*Short exercise*. Read the data and repeat all of it exactly.

■ ■ ■

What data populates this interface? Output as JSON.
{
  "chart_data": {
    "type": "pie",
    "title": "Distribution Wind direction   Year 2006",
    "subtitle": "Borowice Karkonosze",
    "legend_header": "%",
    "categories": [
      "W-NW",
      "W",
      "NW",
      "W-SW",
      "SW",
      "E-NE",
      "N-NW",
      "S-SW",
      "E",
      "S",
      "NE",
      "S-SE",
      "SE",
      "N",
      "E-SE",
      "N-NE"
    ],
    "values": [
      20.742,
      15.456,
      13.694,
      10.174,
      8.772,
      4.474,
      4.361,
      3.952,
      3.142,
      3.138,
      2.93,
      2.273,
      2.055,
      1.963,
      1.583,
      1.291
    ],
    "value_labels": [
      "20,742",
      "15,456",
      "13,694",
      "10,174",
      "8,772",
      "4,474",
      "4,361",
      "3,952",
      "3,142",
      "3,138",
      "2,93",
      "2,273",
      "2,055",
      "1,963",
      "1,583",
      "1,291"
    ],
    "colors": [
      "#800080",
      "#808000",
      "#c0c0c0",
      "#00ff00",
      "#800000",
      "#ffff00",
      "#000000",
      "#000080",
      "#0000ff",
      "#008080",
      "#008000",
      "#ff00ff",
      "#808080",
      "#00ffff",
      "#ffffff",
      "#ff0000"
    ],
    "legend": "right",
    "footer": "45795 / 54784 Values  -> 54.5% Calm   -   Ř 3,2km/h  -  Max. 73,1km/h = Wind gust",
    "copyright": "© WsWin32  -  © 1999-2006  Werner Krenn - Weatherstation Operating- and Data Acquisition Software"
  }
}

■ ■ ■

*Expected answer*.
What data populates this interface? Output as JSON.
{
  "chart_data": {
    "type": "pie",
    "title": "Distribution Wind direction   Year 2006",
    "subtitle": "Borowice Karkonosze",
    "legend_header": "%",
    "categories": [
      "W-NW",
      "W",
      "NW",
      "W-SW",
      "SW",
      "E-NE",
      "N-NW",
      "S-SW",
      "E",
      "S",
      "NE",
      "S-SE",
      "SE",
      "N",
      "E-SE",
      "N-NE"
    ],
    "values": [
      20.742,
      15.456,
      13.694,
      10.174,
      8.772,
      4.474,
      4.361,
      3.952,
      3.142,
      3.138,
      2.93,
      2.273,
      2.055,
      1.963,
      1.583,
      1.291
    ],
    "value_labels": [
      "20,742",
      "15,456",
      "13,694",
      "10,174",
      "8,772",
      "4,474",
      "4,361",
      "3,952",
      "3,142",
      "3,138",
      "2,93",
      "2,273",
      "2,055",
      "1,963",
      "1,583",
      "1,291"
    ],
    "colors": [
      "#800080",
      "#808000",
      "#c0c0c0",
      "#00ff00",
      "#800000",
      "#ffff00",
      "#000000",
      "#000080",
      "#0000ff",
      "#008080",
      "#008000",
      "#ff00ff",
      "#808080",
      "#00ffff",
      "#ffffff",
      "#ff0000"
    ],
    "legend": "right",
    "footer": "45795 / 54784 Values  -> 54.5% Calm   -   Ř 3,2km/h  -  Max. 73,1km/h = Wind gust",
    "copyright": "© WsWin32  -  © 1999-2006  Werner Krenn - Weatherstation Operating- and Data Acquisition Software"
  }
}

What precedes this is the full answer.